Records from a data source ::
++++++++

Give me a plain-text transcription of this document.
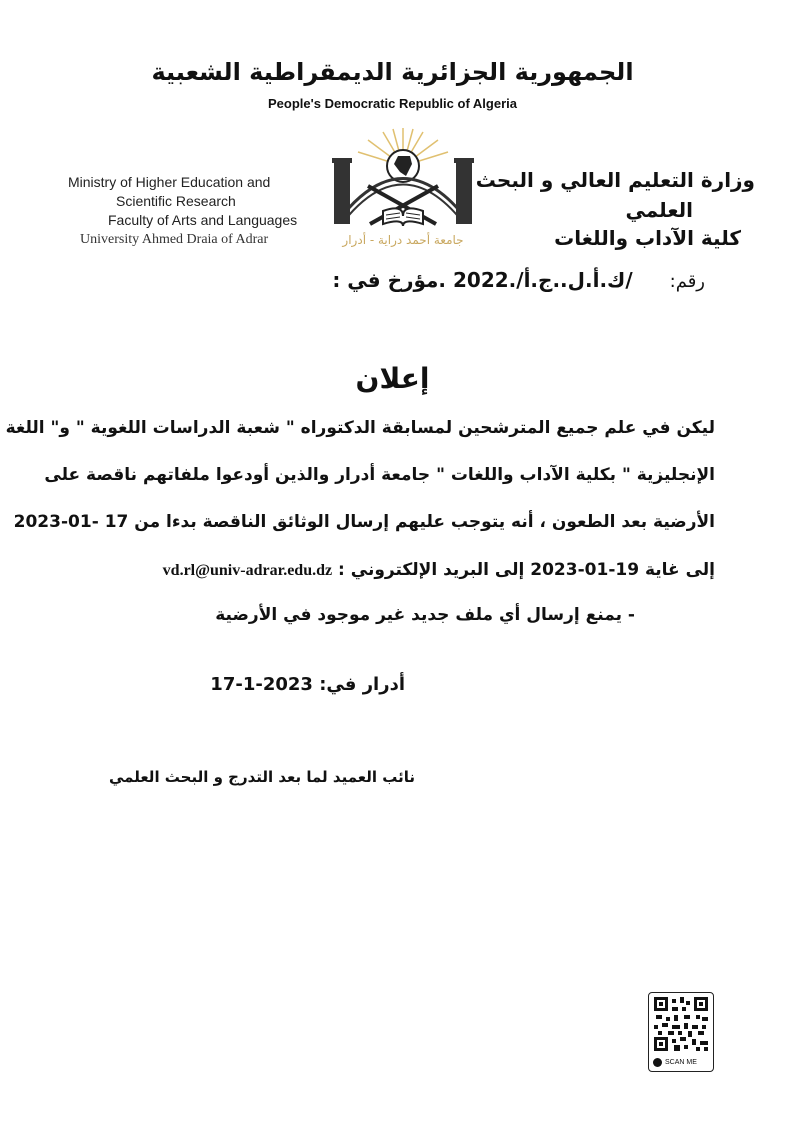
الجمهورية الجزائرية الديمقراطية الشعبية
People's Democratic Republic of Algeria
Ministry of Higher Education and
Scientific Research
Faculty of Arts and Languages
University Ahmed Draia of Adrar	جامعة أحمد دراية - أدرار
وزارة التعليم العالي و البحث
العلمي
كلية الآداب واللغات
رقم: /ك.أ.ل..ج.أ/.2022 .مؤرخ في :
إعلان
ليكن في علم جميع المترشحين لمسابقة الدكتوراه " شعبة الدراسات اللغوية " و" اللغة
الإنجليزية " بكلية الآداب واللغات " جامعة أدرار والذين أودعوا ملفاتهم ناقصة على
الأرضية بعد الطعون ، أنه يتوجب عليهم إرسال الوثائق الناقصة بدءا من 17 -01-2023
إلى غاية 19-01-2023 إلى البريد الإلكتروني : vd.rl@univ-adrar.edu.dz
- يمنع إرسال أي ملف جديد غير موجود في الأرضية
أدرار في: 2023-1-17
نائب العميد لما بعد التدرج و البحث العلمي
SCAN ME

++++++++

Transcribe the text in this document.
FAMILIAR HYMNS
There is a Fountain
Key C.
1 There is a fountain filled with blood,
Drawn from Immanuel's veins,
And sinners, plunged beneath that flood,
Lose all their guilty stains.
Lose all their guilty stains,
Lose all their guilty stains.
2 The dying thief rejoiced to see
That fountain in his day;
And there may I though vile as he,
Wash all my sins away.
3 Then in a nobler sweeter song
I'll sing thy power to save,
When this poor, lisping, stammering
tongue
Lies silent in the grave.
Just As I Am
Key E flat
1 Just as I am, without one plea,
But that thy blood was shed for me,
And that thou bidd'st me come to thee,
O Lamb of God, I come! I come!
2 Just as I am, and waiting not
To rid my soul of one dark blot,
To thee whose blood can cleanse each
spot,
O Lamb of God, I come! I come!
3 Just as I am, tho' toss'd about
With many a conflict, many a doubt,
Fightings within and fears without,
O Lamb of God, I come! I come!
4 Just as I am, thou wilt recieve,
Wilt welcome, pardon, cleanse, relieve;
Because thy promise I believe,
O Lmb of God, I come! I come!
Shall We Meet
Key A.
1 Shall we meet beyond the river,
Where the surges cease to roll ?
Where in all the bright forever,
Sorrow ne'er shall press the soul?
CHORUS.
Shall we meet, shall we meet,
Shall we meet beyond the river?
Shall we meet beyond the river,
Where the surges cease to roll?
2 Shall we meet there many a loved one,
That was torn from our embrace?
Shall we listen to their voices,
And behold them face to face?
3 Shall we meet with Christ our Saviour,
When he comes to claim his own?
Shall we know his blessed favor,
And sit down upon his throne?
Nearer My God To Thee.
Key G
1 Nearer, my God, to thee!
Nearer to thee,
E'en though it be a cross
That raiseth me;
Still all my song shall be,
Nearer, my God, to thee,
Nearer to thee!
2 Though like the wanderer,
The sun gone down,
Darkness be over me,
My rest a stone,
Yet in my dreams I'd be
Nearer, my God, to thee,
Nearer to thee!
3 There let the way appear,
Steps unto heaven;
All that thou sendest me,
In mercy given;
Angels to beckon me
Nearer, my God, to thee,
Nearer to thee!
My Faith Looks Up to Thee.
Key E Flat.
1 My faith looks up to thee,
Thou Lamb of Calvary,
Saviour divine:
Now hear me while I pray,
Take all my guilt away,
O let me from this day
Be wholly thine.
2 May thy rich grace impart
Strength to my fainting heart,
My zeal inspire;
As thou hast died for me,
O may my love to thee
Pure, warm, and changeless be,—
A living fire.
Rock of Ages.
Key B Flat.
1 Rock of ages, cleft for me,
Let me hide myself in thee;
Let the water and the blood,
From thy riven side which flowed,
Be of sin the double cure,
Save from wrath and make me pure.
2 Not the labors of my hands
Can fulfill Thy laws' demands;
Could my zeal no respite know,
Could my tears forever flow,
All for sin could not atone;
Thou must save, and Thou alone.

++++++++

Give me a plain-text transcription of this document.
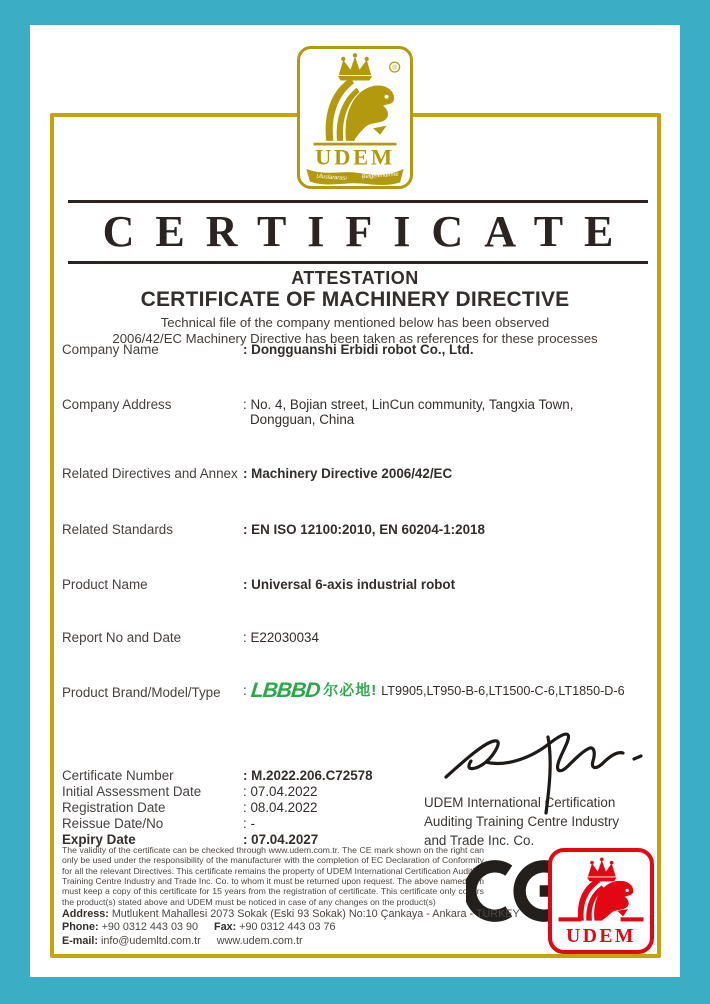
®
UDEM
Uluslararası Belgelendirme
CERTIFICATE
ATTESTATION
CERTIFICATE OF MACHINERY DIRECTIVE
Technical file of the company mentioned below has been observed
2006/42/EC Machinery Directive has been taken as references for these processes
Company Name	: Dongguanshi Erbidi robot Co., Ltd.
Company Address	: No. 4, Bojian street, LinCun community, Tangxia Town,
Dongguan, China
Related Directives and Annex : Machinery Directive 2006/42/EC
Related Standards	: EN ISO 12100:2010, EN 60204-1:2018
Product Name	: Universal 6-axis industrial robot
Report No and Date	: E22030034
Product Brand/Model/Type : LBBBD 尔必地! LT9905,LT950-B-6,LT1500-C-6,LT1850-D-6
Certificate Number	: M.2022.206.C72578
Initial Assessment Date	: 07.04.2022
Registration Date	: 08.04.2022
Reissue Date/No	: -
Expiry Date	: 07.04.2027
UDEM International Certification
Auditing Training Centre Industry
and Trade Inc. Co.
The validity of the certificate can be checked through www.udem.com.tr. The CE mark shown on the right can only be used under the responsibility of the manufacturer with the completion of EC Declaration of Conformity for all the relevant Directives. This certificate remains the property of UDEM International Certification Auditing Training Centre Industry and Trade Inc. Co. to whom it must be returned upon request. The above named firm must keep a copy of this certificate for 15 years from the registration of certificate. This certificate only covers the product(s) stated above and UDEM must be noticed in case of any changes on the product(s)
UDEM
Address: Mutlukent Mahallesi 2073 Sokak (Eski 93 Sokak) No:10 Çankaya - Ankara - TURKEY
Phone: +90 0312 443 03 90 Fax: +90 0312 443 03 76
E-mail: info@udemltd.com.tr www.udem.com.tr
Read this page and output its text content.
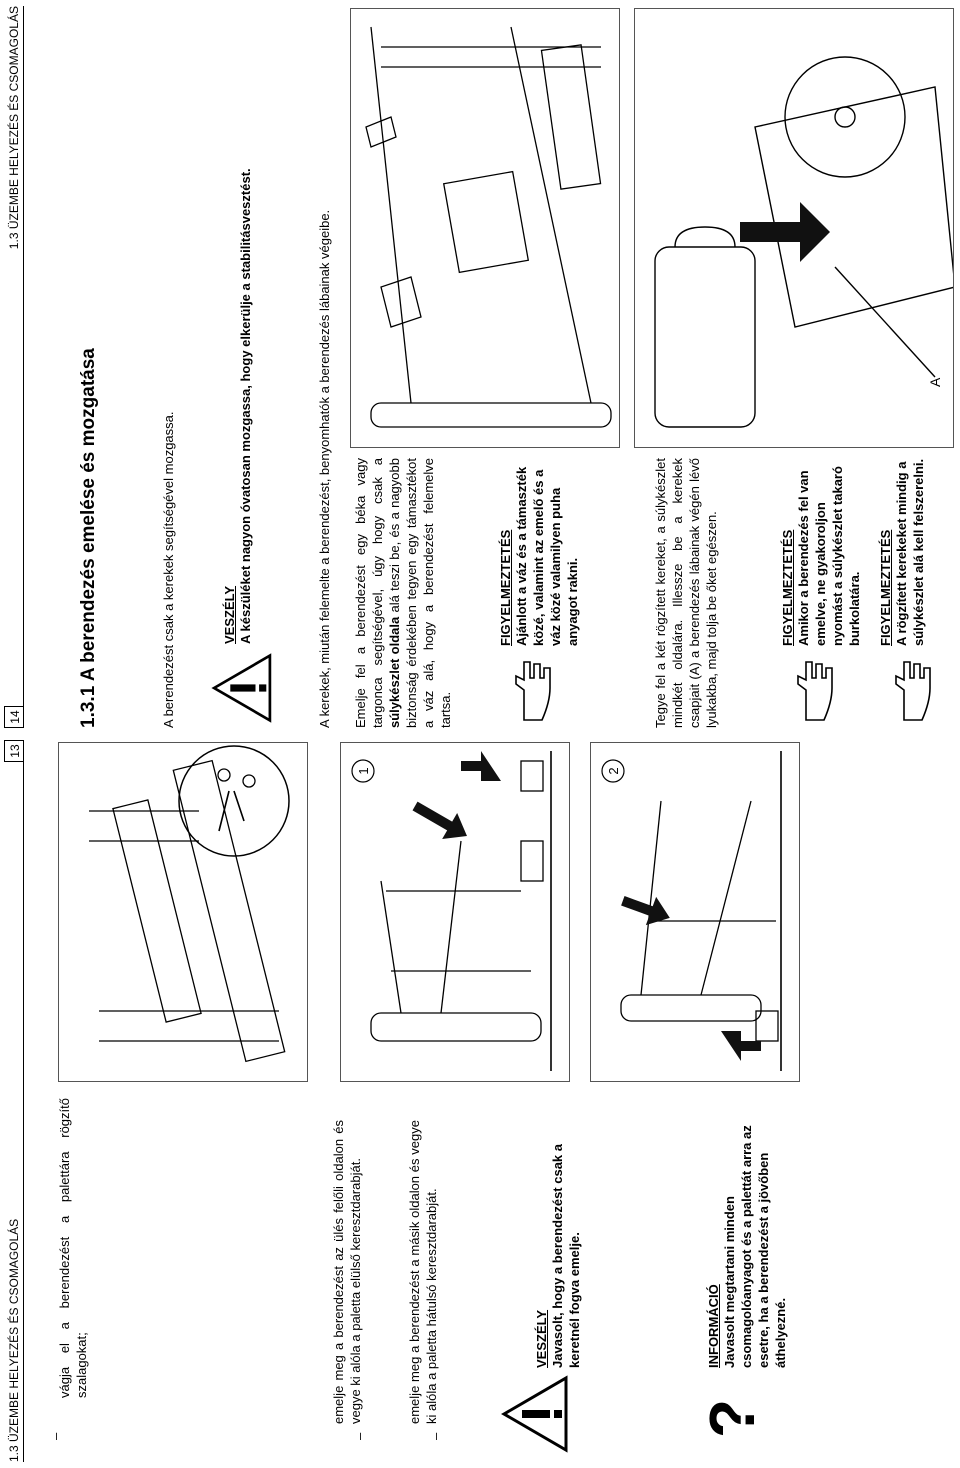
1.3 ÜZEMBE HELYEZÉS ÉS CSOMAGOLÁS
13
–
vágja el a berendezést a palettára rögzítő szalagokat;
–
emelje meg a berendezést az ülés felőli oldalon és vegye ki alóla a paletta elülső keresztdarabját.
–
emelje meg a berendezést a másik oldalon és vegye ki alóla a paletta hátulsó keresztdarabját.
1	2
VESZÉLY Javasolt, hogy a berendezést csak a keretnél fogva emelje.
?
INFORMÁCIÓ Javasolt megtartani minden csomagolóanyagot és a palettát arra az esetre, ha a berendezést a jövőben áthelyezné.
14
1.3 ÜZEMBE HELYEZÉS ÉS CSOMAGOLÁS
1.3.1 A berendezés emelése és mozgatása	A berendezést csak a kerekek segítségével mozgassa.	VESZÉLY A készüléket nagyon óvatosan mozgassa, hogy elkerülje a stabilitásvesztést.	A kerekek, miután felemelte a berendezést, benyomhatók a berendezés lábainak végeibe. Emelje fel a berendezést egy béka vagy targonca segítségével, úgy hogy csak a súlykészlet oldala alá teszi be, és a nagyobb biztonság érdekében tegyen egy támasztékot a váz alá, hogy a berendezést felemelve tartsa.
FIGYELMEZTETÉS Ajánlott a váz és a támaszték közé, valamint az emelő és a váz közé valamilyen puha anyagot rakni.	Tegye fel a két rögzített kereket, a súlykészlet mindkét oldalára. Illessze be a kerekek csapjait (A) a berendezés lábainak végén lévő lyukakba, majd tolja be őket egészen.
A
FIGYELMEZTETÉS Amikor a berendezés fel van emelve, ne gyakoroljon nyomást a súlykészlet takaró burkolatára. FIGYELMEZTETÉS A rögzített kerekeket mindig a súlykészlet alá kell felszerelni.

++++++++

Aim ::
Find every line that has "without" in it, then return those lines.

Response ::
1 Just as I am, without one plea,
Fightings within and fears without,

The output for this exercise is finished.